[Task details]:
Copy every line of the material below word for word.

[Items from a data source]
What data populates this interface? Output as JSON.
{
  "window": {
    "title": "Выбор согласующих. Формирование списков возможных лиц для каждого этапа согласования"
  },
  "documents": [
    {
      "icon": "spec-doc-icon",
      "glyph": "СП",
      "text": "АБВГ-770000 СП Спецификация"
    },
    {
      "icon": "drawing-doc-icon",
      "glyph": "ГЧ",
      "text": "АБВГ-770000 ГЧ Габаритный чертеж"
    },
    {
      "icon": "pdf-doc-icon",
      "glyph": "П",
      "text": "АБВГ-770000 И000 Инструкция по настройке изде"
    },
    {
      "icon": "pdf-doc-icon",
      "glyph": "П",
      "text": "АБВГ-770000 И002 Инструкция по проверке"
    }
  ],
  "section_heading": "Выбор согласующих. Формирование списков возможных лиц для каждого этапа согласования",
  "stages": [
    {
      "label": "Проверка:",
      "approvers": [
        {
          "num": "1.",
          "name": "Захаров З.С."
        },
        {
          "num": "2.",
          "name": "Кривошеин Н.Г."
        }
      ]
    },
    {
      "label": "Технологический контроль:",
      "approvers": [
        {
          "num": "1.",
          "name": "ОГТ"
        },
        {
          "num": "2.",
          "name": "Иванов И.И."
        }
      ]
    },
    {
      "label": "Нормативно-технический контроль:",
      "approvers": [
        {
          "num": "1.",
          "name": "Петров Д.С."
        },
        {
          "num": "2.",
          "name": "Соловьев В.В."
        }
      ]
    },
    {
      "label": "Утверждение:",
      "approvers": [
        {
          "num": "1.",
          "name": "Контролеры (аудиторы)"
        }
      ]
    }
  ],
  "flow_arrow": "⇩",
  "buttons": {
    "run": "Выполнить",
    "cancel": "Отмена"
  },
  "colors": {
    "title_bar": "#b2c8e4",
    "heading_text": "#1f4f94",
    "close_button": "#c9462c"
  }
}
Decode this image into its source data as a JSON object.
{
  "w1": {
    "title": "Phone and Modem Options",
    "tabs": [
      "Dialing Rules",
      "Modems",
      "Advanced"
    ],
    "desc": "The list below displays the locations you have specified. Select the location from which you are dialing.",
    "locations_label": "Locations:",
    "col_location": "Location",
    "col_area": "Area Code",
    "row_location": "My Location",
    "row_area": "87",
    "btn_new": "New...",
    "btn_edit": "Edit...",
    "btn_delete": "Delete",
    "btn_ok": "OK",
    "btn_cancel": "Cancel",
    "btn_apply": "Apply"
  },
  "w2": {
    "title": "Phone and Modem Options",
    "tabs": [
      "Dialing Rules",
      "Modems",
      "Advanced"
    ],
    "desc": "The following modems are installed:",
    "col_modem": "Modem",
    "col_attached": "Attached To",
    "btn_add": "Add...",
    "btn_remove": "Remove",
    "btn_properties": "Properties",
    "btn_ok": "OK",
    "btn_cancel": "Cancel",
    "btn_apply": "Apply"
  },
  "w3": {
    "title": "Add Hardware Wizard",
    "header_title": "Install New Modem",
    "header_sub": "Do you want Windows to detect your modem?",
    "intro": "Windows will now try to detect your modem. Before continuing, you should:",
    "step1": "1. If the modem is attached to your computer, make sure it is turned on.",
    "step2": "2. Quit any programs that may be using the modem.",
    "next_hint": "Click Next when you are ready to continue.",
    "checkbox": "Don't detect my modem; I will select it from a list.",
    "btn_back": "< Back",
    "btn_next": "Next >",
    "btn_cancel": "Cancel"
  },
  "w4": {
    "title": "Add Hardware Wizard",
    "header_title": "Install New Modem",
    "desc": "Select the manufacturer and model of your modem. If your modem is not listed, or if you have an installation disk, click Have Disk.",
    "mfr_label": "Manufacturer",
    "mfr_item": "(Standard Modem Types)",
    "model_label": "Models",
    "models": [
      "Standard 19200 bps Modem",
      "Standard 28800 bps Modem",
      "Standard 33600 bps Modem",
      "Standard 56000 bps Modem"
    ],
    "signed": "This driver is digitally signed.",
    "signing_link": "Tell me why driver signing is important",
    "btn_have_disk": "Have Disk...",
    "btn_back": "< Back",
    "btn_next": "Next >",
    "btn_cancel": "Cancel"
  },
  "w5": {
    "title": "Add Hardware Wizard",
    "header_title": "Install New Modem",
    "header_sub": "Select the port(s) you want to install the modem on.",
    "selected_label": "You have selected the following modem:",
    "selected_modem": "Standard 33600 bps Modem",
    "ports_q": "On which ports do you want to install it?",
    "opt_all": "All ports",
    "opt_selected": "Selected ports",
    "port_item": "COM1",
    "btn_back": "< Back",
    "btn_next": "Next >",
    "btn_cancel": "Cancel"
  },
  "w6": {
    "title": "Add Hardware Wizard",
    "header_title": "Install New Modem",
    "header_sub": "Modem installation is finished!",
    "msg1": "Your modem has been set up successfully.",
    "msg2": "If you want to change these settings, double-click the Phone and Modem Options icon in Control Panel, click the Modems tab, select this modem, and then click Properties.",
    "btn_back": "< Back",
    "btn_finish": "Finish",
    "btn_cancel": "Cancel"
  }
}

[Output]:
What data populates this interface? Output as JSON.
{
  "window": {
    "title": "Выбор согласующих. Формирование списков возможных лиц для каждого этапа согласования"
  },
  "documents": [
    {
      "icon": "spec-doc-icon",
      "glyph": "СП",
      "text": "АБВГ-770000 СП Спецификация"
    },
    {
      "icon": "drawing-doc-icon",
      "glyph": "ГЧ",
      "text": "АБВГ-770000 ГЧ Габаритный чертеж"
    },
    {
      "icon": "pdf-doc-icon",
      "glyph": "П",
      "text": "АБВГ-770000 И000 Инструкция по настройке изде"
    },
    {
      "icon": "pdf-doc-icon",
      "glyph": "П",
      "text": "АБВГ-770000 И002 Инструкция по проверке"
    }
  ],
  "section_heading": "Выбор согласующих. Формирование списков возможных лиц для каждого этапа согласования",
  "stages": [
    {
      "label": "Проверка:",
      "approvers": [
        {
          "num": "1.",
          "name": "Захаров З.С."
        },
        {
          "num": "2.",
          "name": "Кривошеин Н.Г."
        }
      ]
    },
    {
      "label": "Технологический контроль:",
      "approvers": [
        {
          "num": "1.",
          "name": "ОГТ"
        },
        {
          "num": "2.",
          "name": "Иванов И.И."
        }
      ]
    },
    {
      "label": "Нормативно-технический контроль:",
      "approvers": [
        {
          "num": "1.",
          "name": "Петров Д.С."
        },
        {
          "num": "2.",
          "name": "Соловьев В.В."
        }
      ]
    },
    {
      "label": "Утверждение:",
      "approvers": [
        {
          "num": "1.",
          "name": "Контролеры (аудиторы)"
        }
      ]
    }
  ],
  "flow_arrow": "⇩",
  "buttons": {
    "run": "Выполнить",
    "cancel": "Отмена"
  },
  "colors": {
    "title_bar": "#b2c8e4",
    "heading_text": "#1f4f94",
    "close_button": "#c9462c"
  }
}
Decode this image into its source data as a JSON object.
{
  "w1": {
    "title": "Phone and Modem Options",
    "tabs": [
      "Dialing Rules",
      "Modems",
      "Advanced"
    ],
    "desc": "The list below displays the locations you have specified. Select the location from which you are dialing.",
    "locations_label": "Locations:",
    "col_location": "Location",
    "col_area": "Area Code",
    "row_location": "My Location",
    "row_area": "87",
    "btn_new": "New...",
    "btn_edit": "Edit...",
    "btn_delete": "Delete",
    "btn_ok": "OK",
    "btn_cancel": "Cancel",
    "btn_apply": "Apply"
  },
  "w2": {
    "title": "Phone and Modem Options",
    "tabs": [
      "Dialing Rules",
      "Modems",
      "Advanced"
    ],
    "desc": "The following modems are installed:",
    "col_modem": "Modem",
    "col_attached": "Attached To",
    "btn_add": "Add...",
    "btn_remove": "Remove",
    "btn_properties": "Properties",
    "btn_ok": "OK",
    "btn_cancel": "Cancel",
    "btn_apply": "Apply"
  },
  "w3": {
    "title": "Add Hardware Wizard",
    "header_title": "Install New Modem",
    "header_sub": "Do you want Windows to detect your modem?",
    "intro": "Windows will now try to detect your modem. Before continuing, you should:",
    "step1": "1. If the modem is attached to your computer, make sure it is turned on.",
    "step2": "2. Quit any programs that may be using the modem.",
    "next_hint": "Click Next when you are ready to continue.",
    "checkbox": "Don't detect my modem; I will select it from a list.",
    "btn_back": "< Back",
    "btn_next": "Next >",
    "btn_cancel": "Cancel"
  },
  "w4": {
    "title": "Add Hardware Wizard",
    "header_title": "Install New Modem",
    "desc": "Select the manufacturer and model of your modem. If your modem is not listed, or if you have an installation disk, click Have Disk.",
    "mfr_label": "Manufacturer",
    "mfr_item": "(Standard Modem Types)",
    "model_label": "Models",
    "models": [
      "Standard 19200 bps Modem",
      "Standard 28800 bps Modem",
      "Standard 33600 bps Modem",
      "Standard 56000 bps Modem"
    ],
    "signed": "This driver is digitally signed.",
    "signing_link": "Tell me why driver signing is important",
    "btn_have_disk": "Have Disk...",
    "btn_back": "< Back",
    "btn_next": "Next >",
    "btn_cancel": "Cancel"
  },
  "w5": {
    "title": "Add Hardware Wizard",
    "header_title": "Install New Modem",
    "header_sub": "Select the port(s) you want to install the modem on.",
    "selected_label": "You have selected the following modem:",
    "selected_modem": "Standard 33600 bps Modem",
    "ports_q": "On which ports do you want to install it?",
    "opt_all": "All ports",
    "opt_selected": "Selected ports",
    "port_item": "COM1",
    "btn_back": "< Back",
    "btn_next": "Next >",
    "btn_cancel": "Cancel"
  },
  "w6": {
    "title": "Add Hardware Wizard",
    "header_title": "Install New Modem",
    "header_sub": "Modem installation is finished!",
    "msg1": "Your modem has been set up successfully.",
    "msg2": "If you want to change these settings, double-click the Phone and Modem Options icon in Control Panel, click the Modems tab, select this modem, and then click Properties.",
    "btn_back": "< Back",
    "btn_finish": "Finish",
    "btn_cancel": "Cancel"
  }
}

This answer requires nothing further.